--- start DATA RECORDS ---

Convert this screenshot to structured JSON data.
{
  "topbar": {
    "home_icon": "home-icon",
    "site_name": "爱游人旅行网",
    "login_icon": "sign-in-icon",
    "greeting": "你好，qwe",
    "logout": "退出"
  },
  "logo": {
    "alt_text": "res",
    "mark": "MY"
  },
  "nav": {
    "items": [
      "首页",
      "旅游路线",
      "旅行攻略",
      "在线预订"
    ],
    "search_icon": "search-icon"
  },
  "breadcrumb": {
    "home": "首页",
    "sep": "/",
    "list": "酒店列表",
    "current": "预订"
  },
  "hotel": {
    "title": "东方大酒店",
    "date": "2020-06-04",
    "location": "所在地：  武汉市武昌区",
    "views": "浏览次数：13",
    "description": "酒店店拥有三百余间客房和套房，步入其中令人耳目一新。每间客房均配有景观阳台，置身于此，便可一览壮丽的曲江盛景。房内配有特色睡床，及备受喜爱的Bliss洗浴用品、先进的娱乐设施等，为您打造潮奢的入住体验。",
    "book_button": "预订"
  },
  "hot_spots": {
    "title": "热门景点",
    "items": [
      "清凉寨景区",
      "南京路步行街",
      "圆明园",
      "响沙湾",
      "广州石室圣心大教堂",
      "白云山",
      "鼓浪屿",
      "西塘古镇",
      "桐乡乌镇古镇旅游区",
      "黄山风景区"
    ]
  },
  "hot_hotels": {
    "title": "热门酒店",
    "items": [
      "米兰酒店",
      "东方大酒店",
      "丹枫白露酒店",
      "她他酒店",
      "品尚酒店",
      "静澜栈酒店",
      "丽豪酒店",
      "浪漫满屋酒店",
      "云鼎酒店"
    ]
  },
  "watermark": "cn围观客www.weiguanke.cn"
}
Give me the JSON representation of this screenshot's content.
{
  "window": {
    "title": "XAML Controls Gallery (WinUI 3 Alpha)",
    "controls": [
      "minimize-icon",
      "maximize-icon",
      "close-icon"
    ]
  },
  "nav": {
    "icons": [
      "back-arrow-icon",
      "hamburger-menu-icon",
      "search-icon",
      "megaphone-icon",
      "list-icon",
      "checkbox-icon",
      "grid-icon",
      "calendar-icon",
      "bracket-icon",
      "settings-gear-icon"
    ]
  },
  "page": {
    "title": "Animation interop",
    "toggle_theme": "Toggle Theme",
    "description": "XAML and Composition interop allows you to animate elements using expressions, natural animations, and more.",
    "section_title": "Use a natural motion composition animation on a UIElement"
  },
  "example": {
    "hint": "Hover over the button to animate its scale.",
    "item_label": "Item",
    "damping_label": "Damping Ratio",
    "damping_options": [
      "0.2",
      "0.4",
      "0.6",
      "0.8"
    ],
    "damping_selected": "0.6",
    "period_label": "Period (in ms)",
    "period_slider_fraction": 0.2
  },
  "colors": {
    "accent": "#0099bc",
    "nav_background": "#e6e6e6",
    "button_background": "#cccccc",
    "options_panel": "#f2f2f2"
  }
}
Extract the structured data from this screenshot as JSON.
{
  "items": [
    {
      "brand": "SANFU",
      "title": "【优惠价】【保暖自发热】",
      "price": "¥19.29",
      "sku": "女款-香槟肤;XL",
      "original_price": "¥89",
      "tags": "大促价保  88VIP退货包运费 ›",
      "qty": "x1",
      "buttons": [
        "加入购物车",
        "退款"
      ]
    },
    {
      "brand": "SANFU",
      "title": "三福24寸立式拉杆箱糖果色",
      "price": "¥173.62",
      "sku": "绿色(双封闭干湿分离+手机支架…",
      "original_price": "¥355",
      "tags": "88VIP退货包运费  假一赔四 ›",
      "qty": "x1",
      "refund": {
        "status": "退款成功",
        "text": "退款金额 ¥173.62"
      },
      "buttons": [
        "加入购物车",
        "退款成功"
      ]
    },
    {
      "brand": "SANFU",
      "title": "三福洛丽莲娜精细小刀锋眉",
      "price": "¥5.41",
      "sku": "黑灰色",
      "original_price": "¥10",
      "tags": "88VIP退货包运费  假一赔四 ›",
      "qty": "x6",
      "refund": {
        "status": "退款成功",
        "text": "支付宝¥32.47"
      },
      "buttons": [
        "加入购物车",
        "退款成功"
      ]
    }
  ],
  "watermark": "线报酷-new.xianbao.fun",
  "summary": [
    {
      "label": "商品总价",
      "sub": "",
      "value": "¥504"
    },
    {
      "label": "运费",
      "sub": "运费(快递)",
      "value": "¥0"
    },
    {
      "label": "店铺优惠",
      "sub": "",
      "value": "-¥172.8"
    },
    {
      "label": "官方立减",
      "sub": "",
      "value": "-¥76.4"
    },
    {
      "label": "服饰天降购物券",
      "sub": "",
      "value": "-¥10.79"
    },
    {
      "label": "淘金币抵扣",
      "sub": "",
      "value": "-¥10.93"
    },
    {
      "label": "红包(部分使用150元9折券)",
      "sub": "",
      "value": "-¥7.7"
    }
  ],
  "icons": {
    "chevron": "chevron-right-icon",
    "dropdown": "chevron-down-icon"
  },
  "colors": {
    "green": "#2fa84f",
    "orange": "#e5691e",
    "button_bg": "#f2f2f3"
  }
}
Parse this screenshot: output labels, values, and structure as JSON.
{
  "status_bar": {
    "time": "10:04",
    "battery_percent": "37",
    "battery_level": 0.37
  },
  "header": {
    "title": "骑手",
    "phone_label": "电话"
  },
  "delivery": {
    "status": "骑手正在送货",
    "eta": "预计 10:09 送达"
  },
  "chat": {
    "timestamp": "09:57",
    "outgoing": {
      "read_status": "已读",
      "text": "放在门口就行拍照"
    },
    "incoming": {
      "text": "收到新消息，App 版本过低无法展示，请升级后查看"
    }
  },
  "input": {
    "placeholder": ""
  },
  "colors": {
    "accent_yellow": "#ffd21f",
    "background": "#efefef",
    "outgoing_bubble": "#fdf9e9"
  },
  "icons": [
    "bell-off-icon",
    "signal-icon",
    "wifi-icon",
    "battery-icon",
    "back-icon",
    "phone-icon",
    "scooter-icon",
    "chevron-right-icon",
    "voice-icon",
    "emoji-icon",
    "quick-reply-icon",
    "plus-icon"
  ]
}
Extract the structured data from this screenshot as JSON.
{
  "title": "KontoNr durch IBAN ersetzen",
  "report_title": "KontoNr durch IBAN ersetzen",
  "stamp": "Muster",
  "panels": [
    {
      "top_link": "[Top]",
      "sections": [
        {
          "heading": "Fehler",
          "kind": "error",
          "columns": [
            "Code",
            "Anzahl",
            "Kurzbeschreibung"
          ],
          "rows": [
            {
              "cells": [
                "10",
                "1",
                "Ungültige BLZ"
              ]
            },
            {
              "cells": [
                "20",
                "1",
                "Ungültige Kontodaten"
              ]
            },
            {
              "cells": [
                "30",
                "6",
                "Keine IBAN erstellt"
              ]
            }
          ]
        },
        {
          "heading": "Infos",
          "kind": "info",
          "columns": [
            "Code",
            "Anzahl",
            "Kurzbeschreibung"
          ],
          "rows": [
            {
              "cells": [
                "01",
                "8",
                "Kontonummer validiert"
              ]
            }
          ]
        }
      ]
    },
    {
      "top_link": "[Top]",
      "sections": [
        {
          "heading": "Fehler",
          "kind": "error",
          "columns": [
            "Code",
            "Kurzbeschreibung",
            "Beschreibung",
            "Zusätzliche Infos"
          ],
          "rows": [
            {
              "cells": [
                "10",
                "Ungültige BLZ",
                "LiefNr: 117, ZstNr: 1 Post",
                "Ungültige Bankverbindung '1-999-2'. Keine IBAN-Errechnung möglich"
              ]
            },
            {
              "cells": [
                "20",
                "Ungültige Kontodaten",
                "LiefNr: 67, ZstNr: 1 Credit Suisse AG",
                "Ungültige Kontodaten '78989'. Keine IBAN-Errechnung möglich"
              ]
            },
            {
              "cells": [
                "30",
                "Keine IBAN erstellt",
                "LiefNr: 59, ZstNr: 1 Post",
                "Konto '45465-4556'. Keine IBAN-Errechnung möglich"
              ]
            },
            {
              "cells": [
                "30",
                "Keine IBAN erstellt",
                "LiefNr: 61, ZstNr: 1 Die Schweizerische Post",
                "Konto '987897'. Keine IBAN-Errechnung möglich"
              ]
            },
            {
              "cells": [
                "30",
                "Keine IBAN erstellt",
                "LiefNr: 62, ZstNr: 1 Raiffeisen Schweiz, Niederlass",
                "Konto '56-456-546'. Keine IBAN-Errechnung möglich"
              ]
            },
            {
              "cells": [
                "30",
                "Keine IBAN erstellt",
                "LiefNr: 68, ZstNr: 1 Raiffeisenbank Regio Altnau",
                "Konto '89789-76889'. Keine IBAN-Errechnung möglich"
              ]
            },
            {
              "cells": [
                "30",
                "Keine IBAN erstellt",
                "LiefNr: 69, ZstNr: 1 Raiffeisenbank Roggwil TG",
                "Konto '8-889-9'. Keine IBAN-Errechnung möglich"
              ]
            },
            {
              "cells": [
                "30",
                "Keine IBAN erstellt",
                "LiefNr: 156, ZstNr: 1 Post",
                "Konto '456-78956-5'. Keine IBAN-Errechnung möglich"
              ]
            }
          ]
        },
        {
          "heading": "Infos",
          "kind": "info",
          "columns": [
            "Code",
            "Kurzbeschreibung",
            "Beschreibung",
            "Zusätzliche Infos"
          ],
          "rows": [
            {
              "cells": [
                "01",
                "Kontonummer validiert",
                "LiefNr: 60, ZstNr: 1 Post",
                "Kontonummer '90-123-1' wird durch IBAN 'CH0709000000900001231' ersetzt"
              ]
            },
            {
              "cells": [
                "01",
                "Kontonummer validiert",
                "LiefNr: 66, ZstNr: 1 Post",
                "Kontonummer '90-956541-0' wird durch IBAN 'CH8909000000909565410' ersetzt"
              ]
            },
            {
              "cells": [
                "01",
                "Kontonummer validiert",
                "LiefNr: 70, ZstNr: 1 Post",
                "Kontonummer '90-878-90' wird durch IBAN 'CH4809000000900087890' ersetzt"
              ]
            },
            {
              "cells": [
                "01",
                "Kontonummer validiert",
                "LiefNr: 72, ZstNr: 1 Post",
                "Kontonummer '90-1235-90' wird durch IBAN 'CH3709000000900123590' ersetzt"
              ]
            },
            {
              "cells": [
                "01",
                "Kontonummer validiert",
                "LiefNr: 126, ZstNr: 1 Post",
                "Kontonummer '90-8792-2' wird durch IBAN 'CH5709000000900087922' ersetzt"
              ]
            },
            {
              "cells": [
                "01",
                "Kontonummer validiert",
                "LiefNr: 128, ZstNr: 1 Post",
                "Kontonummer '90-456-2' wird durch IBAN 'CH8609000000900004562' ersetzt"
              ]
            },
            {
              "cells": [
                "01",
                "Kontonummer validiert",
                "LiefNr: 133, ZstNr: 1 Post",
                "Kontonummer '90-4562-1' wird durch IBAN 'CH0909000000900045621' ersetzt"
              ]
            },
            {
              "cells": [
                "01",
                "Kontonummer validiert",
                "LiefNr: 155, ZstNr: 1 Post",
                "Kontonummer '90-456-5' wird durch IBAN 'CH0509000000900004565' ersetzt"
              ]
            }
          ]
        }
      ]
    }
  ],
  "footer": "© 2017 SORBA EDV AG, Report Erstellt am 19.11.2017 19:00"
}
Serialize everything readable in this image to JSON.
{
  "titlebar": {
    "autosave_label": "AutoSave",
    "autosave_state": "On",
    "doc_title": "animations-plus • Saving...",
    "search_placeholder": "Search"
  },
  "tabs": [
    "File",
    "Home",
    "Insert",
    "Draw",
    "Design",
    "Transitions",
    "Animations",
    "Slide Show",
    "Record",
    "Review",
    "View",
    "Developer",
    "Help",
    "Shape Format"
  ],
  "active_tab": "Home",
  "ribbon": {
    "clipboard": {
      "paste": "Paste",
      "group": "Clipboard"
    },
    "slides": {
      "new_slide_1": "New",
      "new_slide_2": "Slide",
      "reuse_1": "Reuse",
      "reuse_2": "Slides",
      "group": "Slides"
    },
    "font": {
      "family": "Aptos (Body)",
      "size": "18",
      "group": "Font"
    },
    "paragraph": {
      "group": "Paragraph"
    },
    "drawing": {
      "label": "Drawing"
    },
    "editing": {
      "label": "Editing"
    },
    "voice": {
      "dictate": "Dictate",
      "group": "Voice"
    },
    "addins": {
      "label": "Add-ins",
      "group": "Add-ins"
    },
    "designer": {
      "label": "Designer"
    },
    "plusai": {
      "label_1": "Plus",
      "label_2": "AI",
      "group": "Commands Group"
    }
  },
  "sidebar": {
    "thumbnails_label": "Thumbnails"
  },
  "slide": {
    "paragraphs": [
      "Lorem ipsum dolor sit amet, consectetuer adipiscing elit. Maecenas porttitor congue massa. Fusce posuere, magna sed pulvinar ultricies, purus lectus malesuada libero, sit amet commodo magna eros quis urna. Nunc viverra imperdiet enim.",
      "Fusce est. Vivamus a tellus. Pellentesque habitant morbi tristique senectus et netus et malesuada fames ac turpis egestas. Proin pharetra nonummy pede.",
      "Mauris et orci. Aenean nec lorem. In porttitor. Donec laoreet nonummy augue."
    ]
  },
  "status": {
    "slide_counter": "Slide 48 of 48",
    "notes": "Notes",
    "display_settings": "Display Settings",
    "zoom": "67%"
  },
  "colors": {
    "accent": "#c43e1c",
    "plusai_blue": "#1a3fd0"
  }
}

--- end DATA RECORDS ---

WHAT YOU ARE ASKED TO DO: State the number of lines that contain the string "chevron", with no other words.

CORRECT ANSWER: 3